▶ [WRITTEN INSTRUCTION]:
Of all the lines in the material, how many include the word "normal"? Reply with the number alone.

▶ [DATA EXCERPTS]:
|---|
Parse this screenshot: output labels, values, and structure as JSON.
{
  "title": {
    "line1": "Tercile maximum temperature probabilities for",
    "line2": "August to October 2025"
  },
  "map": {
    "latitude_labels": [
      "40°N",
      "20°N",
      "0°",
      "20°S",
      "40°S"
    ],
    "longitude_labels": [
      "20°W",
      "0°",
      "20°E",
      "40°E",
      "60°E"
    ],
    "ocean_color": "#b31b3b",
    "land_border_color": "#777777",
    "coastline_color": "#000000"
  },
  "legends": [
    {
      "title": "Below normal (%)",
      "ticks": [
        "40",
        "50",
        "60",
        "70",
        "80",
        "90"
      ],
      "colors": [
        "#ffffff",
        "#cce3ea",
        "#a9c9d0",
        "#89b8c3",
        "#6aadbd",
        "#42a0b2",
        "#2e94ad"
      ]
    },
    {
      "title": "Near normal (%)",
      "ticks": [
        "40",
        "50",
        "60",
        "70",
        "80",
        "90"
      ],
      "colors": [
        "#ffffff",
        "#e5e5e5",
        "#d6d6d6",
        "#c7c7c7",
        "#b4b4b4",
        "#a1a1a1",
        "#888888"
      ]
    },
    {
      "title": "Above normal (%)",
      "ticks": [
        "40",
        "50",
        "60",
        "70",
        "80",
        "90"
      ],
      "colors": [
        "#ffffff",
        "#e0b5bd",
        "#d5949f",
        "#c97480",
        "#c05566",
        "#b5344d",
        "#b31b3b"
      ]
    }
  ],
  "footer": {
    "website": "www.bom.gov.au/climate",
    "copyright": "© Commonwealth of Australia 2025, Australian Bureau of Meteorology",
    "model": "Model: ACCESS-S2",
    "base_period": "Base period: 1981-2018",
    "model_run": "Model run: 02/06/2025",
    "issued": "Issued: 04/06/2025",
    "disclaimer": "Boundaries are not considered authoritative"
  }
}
|---|
▶ [EXERCISE OUTPUT]:
3